Can you output every line of the material below verbatim, without changing a single character?
______
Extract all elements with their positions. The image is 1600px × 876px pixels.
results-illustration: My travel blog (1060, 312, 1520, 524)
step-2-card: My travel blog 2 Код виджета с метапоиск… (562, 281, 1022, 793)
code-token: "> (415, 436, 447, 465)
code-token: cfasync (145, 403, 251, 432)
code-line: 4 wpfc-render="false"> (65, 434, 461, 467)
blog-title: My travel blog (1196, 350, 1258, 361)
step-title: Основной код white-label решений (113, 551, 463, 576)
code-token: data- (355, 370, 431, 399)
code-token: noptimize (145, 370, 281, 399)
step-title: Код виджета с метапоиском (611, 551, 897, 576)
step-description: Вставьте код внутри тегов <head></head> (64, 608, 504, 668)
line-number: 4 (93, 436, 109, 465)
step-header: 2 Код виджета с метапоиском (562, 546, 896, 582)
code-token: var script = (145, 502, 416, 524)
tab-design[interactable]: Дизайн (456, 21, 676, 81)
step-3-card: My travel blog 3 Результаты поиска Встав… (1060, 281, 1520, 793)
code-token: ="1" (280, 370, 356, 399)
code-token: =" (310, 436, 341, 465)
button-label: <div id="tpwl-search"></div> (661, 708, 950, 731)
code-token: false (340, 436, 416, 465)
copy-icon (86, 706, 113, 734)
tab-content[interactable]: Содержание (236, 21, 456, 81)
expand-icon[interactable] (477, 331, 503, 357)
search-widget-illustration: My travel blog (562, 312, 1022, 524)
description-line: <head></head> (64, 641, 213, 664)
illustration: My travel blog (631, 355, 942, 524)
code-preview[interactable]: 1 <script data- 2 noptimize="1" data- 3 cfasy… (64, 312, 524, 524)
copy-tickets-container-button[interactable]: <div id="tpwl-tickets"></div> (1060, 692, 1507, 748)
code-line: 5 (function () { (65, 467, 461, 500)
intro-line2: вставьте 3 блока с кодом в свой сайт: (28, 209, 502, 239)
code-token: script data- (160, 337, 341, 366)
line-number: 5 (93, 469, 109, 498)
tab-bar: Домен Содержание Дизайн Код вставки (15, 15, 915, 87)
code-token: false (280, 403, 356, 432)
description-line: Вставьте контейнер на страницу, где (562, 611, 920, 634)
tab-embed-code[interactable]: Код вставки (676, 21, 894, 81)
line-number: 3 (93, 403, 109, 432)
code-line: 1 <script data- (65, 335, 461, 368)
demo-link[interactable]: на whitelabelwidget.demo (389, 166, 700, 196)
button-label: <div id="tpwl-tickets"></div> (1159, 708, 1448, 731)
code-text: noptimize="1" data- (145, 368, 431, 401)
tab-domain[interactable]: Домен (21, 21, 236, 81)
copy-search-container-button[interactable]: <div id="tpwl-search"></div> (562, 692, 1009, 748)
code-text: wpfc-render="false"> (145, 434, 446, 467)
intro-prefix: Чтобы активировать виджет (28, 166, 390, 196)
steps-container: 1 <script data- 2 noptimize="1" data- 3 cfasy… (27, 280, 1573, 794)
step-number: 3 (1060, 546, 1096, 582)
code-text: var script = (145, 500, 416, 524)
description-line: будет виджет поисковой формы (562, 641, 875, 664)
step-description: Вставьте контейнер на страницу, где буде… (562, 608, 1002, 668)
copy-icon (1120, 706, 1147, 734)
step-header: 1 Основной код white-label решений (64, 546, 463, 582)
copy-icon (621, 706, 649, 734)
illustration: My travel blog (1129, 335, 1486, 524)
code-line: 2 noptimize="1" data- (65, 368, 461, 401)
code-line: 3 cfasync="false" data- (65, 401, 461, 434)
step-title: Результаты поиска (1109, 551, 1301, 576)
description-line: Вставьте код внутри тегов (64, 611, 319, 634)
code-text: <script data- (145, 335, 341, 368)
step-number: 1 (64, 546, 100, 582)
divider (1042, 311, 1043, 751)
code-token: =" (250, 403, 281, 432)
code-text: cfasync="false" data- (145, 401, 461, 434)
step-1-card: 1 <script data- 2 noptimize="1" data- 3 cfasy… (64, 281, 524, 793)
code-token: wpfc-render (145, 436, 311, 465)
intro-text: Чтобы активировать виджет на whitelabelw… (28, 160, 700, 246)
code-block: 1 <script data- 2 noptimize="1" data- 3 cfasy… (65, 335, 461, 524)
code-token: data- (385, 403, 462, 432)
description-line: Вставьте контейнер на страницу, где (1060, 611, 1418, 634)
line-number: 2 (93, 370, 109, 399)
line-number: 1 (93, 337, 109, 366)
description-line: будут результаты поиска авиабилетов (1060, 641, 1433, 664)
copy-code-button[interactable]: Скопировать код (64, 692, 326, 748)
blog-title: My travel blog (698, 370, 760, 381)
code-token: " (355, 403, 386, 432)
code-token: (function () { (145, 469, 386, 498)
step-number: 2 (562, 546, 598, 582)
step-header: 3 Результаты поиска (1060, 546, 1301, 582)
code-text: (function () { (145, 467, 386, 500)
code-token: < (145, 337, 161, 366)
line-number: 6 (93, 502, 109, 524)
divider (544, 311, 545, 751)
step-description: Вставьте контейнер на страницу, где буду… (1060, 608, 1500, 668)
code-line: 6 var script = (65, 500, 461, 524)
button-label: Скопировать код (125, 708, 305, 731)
______
== Task result ==
Extract all elements with their positions. The image is 1600px × 876px pixels.
results-illustration: My travel blog (1060, 312, 1520, 524)
step-2-card: My travel blog 2 Код виджета с метапоиск… (562, 281, 1022, 793)
code-token: "> (415, 436, 447, 465)
code-token: cfasync (145, 403, 251, 432)
code-line: 4 wpfc-render="false"> (65, 434, 461, 467)
blog-title: My travel blog (1196, 350, 1258, 361)
step-title: Основной код white-label решений (113, 551, 463, 576)
code-token: data- (355, 370, 431, 399)
code-token: noptimize (145, 370, 281, 399)
step-title: Код виджета с метапоиском (611, 551, 897, 576)
step-description: Вставьте код внутри тегов <head></head> (64, 608, 504, 668)
line-number: 4 (93, 436, 109, 465)
step-header: 2 Код виджета с метапоиском (562, 546, 896, 582)
code-token: var script = (145, 502, 416, 524)
tab-design[interactable]: Дизайн (456, 21, 676, 81)
step-3-card: My travel blog 3 Результаты поиска Встав… (1060, 281, 1520, 793)
code-token: ="1" (280, 370, 356, 399)
code-token: =" (310, 436, 341, 465)
button-label: <div id="tpwl-search"></div> (661, 708, 950, 731)
code-token: false (340, 436, 416, 465)
copy-icon (86, 706, 113, 734)
tab-content[interactable]: Содержание (236, 21, 456, 81)
expand-icon[interactable] (477, 331, 503, 357)
search-widget-illustration: My travel blog (562, 312, 1022, 524)
description-line: <head></head> (64, 641, 213, 664)
illustration: My travel blog (631, 355, 942, 524)
code-preview[interactable]: 1 <script data- 2 noptimize="1" data- 3 cfasy… (64, 312, 524, 524)
copy-tickets-container-button[interactable]: <div id="tpwl-tickets"></div> (1060, 692, 1507, 748)
code-line: 5 (function () { (65, 467, 461, 500)
intro-line2: вставьте 3 блока с кодом в свой сайт: (28, 209, 502, 239)
code-token: script data- (160, 337, 341, 366)
line-number: 5 (93, 469, 109, 498)
tab-bar: Домен Содержание Дизайн Код вставки (15, 15, 915, 87)
code-token: false (280, 403, 356, 432)
description-line: Вставьте контейнер на страницу, где (562, 611, 920, 634)
tab-embed-code[interactable]: Код вставки (676, 21, 894, 81)
line-number: 3 (93, 403, 109, 432)
code-line: 1 <script data- (65, 335, 461, 368)
demo-link[interactable]: на whitelabelwidget.demo (389, 166, 700, 196)
button-label: <div id="tpwl-tickets"></div> (1159, 708, 1448, 731)
code-text: noptimize="1" data- (145, 368, 431, 401)
tab-domain[interactable]: Домен (21, 21, 236, 81)
copy-search-container-button[interactable]: <div id="tpwl-search"></div> (562, 692, 1009, 748)
code-text: wpfc-render="false"> (145, 434, 446, 467)
intro-prefix: Чтобы активировать виджет (28, 166, 390, 196)
steps-container: 1 <script data- 2 noptimize="1" data- 3 cfasy… (27, 280, 1573, 794)
step-number: 3 (1060, 546, 1096, 582)
code-text: var script = (145, 500, 416, 524)
description-line: будет виджет поисковой формы (562, 641, 875, 664)
step-description: Вставьте контейнер на страницу, где буде… (562, 608, 1002, 668)
copy-icon (1120, 706, 1147, 734)
step-header: 1 Основной код white-label решений (64, 546, 463, 582)
copy-icon (621, 706, 649, 734)
illustration: My travel blog (1129, 335, 1486, 524)
code-line: 2 noptimize="1" data- (65, 368, 461, 401)
code-line: 3 cfasync="false" data- (65, 401, 461, 434)
step-title: Результаты поиска (1109, 551, 1301, 576)
description-line: Вставьте код внутри тегов (64, 611, 319, 634)
code-text: <script data- (145, 335, 341, 368)
step-number: 1 (64, 546, 100, 582)
divider (1042, 311, 1043, 751)
code-token: =" (250, 403, 281, 432)
code-text: cfasync="false" data- (145, 401, 461, 434)
step-1-card: 1 <script data- 2 noptimize="1" data- 3 cfasy… (64, 281, 524, 793)
code-token: wpfc-render (145, 436, 311, 465)
intro-text: Чтобы активировать виджет на whitelabelw… (28, 160, 700, 246)
code-block: 1 <script data- 2 noptimize="1" data- 3 cfasy… (65, 335, 461, 524)
code-token: data- (385, 403, 462, 432)
description-line: Вставьте контейнер на страницу, где (1060, 611, 1418, 634)
line-number: 2 (93, 370, 109, 399)
line-number: 1 (93, 337, 109, 366)
description-line: будут результаты поиска авиабилетов (1060, 641, 1433, 664)
copy-code-button[interactable]: Скопировать код (64, 692, 326, 748)
blog-title: My travel blog (698, 370, 760, 381)
code-token: " (355, 403, 386, 432)
code-token: (function () { (145, 469, 386, 498)
step-number: 2 (562, 546, 598, 582)
step-header: 3 Результаты поиска (1060, 546, 1301, 582)
code-text: (function () { (145, 467, 386, 500)
code-token: < (145, 337, 161, 366)
line-number: 6 (93, 502, 109, 524)
divider (544, 311, 545, 751)
step-description: Вставьте контейнер на страницу, где буду… (1060, 608, 1500, 668)
code-line: 6 var script = (65, 500, 461, 524)
button-label: Скопировать код (125, 708, 305, 731)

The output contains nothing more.